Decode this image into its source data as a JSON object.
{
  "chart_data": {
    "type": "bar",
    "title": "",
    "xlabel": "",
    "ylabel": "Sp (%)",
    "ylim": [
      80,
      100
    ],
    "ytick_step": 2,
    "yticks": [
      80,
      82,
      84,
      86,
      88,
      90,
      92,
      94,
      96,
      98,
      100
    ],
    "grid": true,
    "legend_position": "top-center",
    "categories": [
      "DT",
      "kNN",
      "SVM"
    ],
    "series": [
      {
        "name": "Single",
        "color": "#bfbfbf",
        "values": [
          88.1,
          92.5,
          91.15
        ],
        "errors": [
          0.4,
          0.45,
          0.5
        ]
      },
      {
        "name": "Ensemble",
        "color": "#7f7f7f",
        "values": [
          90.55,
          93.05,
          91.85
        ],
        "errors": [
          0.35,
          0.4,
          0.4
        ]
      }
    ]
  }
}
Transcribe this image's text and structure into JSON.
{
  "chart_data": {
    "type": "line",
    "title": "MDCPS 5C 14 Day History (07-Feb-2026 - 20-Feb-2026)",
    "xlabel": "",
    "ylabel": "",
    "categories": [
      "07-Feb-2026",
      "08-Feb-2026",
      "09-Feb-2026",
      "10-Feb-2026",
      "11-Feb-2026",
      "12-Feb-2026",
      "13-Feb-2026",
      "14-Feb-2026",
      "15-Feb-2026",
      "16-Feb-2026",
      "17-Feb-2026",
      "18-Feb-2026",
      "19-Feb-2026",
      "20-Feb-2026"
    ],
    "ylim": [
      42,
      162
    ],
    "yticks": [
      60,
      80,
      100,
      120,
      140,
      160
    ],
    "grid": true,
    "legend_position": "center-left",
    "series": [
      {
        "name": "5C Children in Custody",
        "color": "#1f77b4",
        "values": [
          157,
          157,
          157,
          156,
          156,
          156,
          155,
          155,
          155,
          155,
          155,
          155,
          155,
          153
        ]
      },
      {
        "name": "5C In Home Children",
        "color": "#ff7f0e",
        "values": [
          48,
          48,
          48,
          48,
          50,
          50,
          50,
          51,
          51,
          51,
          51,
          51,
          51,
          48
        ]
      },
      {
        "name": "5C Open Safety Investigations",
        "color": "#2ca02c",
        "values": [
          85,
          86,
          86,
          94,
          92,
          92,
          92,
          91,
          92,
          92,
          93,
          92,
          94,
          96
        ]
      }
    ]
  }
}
* * *
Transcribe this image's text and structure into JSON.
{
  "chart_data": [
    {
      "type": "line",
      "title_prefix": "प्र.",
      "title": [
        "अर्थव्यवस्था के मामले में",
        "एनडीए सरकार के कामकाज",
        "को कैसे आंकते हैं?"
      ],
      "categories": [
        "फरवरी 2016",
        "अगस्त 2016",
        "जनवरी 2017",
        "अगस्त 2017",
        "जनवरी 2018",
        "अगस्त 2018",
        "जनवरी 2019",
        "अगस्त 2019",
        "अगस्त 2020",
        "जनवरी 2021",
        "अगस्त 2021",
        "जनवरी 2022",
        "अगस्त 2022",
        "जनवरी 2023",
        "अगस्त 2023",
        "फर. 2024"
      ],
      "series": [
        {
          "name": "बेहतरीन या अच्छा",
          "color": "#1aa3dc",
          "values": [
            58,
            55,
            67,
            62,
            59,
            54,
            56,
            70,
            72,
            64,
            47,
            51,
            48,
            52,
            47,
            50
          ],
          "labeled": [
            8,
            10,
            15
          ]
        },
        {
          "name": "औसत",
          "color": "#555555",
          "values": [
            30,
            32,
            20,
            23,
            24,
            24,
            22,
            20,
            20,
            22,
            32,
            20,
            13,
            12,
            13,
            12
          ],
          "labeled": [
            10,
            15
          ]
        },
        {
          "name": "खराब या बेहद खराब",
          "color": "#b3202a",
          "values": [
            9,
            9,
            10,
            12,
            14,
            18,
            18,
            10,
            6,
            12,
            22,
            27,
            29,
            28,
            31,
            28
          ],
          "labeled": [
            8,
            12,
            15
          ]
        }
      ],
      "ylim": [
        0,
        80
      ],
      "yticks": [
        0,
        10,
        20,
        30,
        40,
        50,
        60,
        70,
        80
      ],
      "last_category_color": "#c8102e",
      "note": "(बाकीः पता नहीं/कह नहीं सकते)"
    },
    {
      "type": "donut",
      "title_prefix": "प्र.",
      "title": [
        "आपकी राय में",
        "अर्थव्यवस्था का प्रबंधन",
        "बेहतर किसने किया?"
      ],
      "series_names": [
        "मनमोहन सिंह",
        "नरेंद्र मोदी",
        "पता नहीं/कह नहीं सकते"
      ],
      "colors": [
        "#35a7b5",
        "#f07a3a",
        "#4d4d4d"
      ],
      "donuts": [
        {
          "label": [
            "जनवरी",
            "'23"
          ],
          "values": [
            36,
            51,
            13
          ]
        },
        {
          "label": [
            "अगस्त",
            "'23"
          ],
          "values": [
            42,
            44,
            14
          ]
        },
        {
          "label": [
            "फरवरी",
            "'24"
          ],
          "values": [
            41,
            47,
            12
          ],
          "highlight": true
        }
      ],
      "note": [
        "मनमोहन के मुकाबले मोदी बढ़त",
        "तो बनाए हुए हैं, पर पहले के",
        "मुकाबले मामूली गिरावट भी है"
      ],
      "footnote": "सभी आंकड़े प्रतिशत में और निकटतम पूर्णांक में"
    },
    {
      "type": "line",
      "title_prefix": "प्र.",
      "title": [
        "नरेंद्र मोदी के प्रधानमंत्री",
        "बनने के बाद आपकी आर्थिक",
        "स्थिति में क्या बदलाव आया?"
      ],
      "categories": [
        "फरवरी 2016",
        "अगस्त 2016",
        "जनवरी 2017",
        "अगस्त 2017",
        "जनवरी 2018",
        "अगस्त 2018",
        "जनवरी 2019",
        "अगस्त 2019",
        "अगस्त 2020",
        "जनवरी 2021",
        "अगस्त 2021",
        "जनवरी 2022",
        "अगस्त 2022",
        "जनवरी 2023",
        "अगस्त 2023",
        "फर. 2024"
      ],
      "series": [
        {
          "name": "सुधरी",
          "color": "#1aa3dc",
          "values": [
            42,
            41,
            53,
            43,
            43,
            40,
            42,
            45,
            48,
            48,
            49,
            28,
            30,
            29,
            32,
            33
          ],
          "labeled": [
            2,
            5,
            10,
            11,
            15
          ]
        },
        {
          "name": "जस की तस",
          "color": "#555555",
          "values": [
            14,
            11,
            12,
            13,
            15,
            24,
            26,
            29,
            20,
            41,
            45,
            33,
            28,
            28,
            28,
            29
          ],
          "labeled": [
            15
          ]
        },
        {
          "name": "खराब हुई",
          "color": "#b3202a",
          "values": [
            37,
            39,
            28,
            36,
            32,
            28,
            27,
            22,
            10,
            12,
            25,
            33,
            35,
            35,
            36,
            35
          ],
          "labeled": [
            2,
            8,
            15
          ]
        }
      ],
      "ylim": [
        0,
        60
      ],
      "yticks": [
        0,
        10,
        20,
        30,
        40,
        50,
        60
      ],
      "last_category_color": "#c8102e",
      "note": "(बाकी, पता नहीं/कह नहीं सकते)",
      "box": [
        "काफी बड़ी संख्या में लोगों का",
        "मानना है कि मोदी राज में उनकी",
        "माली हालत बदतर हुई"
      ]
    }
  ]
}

- _Written task_
Copy out each line of the data where the string "Children" appears.

- _Answer for the task_
        "name": "5C Children in Custody",
        "name": "5C In Home Children",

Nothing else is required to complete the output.